Data entries
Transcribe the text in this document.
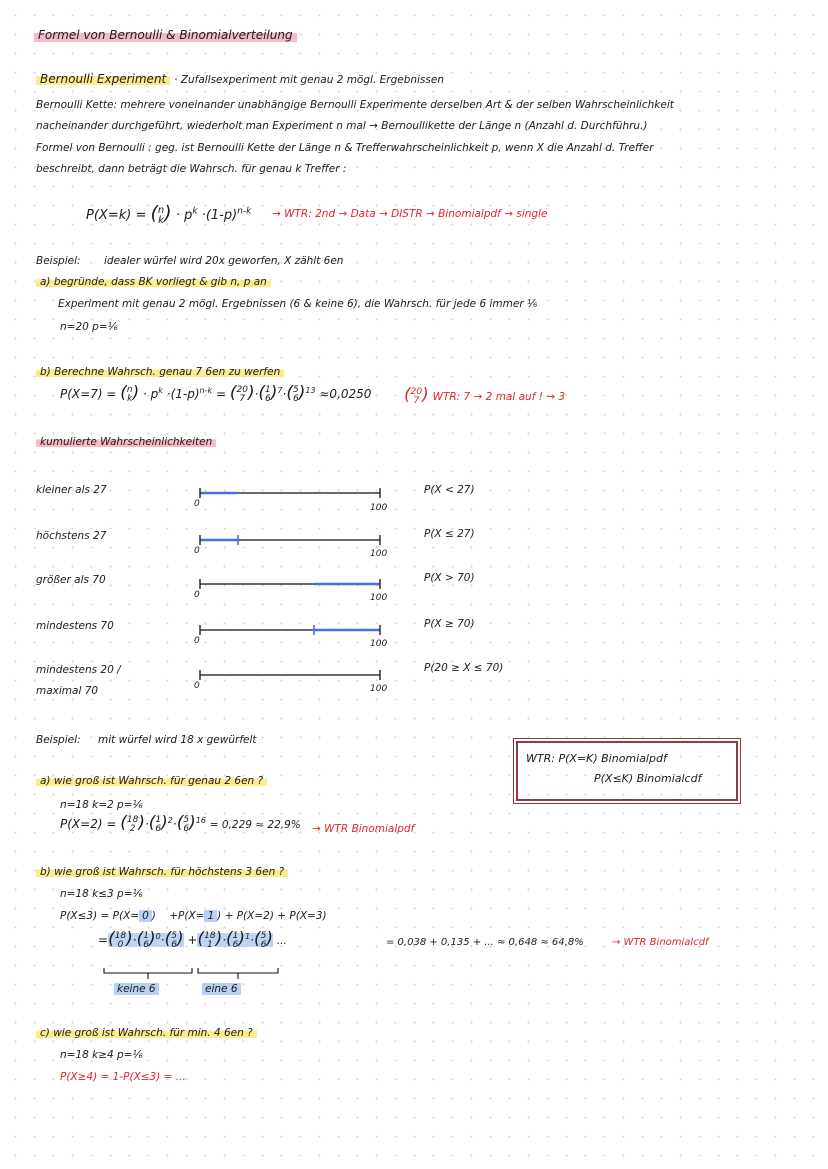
Formel von Bernoulli & Binomialverteilung
Bernoulli Experiment · Zufallsexperiment mit genau 2 mögl. Ergebnissen
Bernoulli Kette: mehrere voneinander unabhängige Bernoulli Experimente derselben Art & der selben Wahrscheinlichkeit
nacheinander durchgeführt, wiederholt man Experiment n mal → Bernoullikette der Länge n (Anzahl d. Durchführu.)
Formel von Bernoulli : geg. ist Bernoulli Kette der Länge n & Trefferwahrscheinlichkeit p, wenn X die Anzahl d. Treffer
beschreibt, dann beträgt die Wahrsch. für genau k Treffer :
P(X=k) = (n
$k) \cdot p^k \cdot(1-p)^{n-k}$ → WTR: 2nd → Data → DISTR → Binomialpdf → single
Beispiel: idealer würfel wird 20x geworfen, X zählt 6en
a) begründe, dass BK vorliegt & gib n, p an
Experiment mit genau 2 mögl. Ergebnissen (6 & keine 6), die Wahrsch. für jede 6 immer ⅙
n=20 p=⅙
b) Berechne Wahrsch. genau 7 6en zu werfen
P(X=7) = (n
$k) \cdot p^k \cdot(1-p)^{n-k} = (20$
7 )·(1
6)$^7$·(5
6)$^{13}$ ≈0,0250 (20
7 ) WTR: 7 → 2 mal auf ! → 3
kumulierte Wahrscheinlichkeiten
kleiner als 27
0	100
P(X < 27)
höchstens 27
0	100
P(X ≤ 27)
größer als 70
0	100
P(X > 70)
mindestens 70
0	100
P(X ≥ 70)
mindestens 20 /
maximal 70	0	100
P(20 ≥ X ≤ 70)
Beispiel: mit würfel wird 18 x gewürfelt
WTR: P(X=K) Binomialpdf
P(X≤K) Binomialcdf
a) wie groß ist Wahrsch. für genau 2 6en ?
n=18 k=2 p=⅙
P(X=2) = (18
2 )·(1
6)$^2$·(5
6)$^{16}$ = 0,229 ≈ 22,9% → WTR Binomialpdf
b) wie groß ist Wahrsch. für höchstens 3 6en ?
n=18 k≤3 p=⅙
P(X≤3) = P(X= 0 ) +P(X= 1 ) + P(X=2) + P(X=3)
=(18
0 )·(1
6)$^0$·(5
6) +(18
1 )·(1
6)$^1$·(5
6) ...
keine 6	eine 6
= 0,038 + 0,135 + ... ≈ 0,648 ≈ 64,8%	→ WTR Binomialcdf
c) wie groß ist Wahrsch. für min. 4 6en ?
n=18 k≥4 p=⅙
P(X≥4) = 1-P(X≤3) = ...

### Work instructions:
Word for word, quote the full listing, omitting every picture.

### Task response:
Transcribe the text in this document.
Formel von Bernoulli & Binomialverteilung
Bernoulli Experiment · Zufallsexperiment mit genau 2 mögl. Ergebnissen
Bernoulli Kette: mehrere voneinander unabhängige Bernoulli Experimente derselben Art & der selben Wahrscheinlichkeit
nacheinander durchgeführt, wiederholt man Experiment n mal → Bernoullikette der Länge n (Anzahl d. Durchführu.)
Formel von Bernoulli : geg. ist Bernoulli Kette der Länge n & Trefferwahrscheinlichkeit p, wenn X die Anzahl d. Treffer
beschreibt, dann beträgt die Wahrsch. für genau k Treffer :
P(X=k) = (n
$k) \cdot p^k \cdot(1-p)^{n-k}$ → WTR: 2nd → Data → DISTR → Binomialpdf → single
Beispiel: idealer würfel wird 20x geworfen, X zählt 6en
a) begründe, dass BK vorliegt & gib n, p an
Experiment mit genau 2 mögl. Ergebnissen (6 & keine 6), die Wahrsch. für jede 6 immer ⅙
n=20 p=⅙
b) Berechne Wahrsch. genau 7 6en zu werfen
P(X=7) = (n
$k) \cdot p^k \cdot(1-p)^{n-k} = (20$
7 )·(1
6)$^7$·(5
6)$^{13}$ ≈0,0250 (20
7 ) WTR: 7 → 2 mal auf ! → 3
kumulierte Wahrscheinlichkeiten
kleiner als 27
0	100
P(X < 27)
höchstens 27
0	100
P(X ≤ 27)
größer als 70
0	100
P(X > 70)
mindestens 70
0	100
P(X ≥ 70)
mindestens 20 /
maximal 70	0	100
P(20 ≥ X ≤ 70)
Beispiel: mit würfel wird 18 x gewürfelt
WTR: P(X=K) Binomialpdf
P(X≤K) Binomialcdf
a) wie groß ist Wahrsch. für genau 2 6en ?
n=18 k=2 p=⅙
P(X=2) = (18
2 )·(1
6)$^2$·(5
6)$^{16}$ = 0,229 ≈ 22,9% → WTR Binomialpdf
b) wie groß ist Wahrsch. für höchstens 3 6en ?
n=18 k≤3 p=⅙
P(X≤3) = P(X= 0 ) +P(X= 1 ) + P(X=2) + P(X=3)
=(18
0 )·(1
6)$^0$·(5
6) +(18
1 )·(1
6)$^1$·(5
6) ...
keine 6	eine 6
= 0,038 + 0,135 + ... ≈ 0,648 ≈ 64,8%	→ WTR Binomialcdf
c) wie groß ist Wahrsch. für min. 4 6en ?
n=18 k≥4 p=⅙
P(X≥4) = 1-P(X≤3) = ...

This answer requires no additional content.